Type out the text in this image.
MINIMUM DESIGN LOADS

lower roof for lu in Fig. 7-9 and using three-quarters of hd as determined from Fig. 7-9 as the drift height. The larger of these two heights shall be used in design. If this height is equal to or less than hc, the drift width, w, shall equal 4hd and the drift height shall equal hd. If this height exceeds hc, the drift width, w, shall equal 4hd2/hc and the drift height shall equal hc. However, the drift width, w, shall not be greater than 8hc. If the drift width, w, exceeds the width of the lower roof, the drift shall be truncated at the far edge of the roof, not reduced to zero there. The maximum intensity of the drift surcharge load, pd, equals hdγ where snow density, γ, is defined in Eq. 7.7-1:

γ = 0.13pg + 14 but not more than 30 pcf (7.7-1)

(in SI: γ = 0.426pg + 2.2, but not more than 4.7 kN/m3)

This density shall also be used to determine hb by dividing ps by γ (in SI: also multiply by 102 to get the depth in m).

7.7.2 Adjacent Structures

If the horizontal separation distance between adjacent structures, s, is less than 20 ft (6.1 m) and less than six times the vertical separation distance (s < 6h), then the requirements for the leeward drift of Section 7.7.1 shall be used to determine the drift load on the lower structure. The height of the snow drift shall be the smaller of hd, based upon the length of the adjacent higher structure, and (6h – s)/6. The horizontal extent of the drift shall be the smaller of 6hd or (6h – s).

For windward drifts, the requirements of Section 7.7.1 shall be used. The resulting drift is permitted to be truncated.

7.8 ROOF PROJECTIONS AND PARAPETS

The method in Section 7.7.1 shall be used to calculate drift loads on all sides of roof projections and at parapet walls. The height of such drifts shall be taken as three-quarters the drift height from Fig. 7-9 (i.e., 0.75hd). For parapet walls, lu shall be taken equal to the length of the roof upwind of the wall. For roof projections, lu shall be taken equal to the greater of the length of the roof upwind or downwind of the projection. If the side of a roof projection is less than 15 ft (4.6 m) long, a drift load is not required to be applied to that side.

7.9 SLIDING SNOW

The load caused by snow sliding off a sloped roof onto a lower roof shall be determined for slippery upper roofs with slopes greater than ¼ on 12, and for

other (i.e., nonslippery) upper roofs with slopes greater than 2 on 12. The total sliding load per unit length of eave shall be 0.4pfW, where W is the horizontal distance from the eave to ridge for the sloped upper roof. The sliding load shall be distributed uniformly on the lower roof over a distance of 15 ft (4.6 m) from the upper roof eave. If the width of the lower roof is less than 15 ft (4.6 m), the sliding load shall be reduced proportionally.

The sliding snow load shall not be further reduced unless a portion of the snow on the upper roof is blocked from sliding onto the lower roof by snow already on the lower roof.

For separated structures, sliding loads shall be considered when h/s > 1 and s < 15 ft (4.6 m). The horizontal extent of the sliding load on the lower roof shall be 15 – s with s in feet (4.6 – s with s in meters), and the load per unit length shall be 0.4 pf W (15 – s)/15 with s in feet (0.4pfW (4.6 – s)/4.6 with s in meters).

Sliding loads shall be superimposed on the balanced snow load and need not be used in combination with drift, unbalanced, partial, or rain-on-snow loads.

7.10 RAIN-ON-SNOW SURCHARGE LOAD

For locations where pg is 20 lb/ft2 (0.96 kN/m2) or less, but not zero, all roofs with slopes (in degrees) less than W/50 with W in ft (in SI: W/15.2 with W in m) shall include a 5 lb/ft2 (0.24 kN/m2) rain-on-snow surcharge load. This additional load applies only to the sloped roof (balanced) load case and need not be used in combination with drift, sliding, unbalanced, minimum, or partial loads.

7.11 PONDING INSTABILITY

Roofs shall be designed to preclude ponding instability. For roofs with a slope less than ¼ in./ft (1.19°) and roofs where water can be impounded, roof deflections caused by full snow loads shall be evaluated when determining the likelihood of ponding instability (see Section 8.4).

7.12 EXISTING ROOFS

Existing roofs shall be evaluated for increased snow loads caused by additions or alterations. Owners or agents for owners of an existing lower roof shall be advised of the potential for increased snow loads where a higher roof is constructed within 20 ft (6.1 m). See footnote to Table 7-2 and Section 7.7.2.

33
________________________
> _What is required_
How many lines in these entries contain the string "onto"? State the number and nothing more.

> _Solution below_
2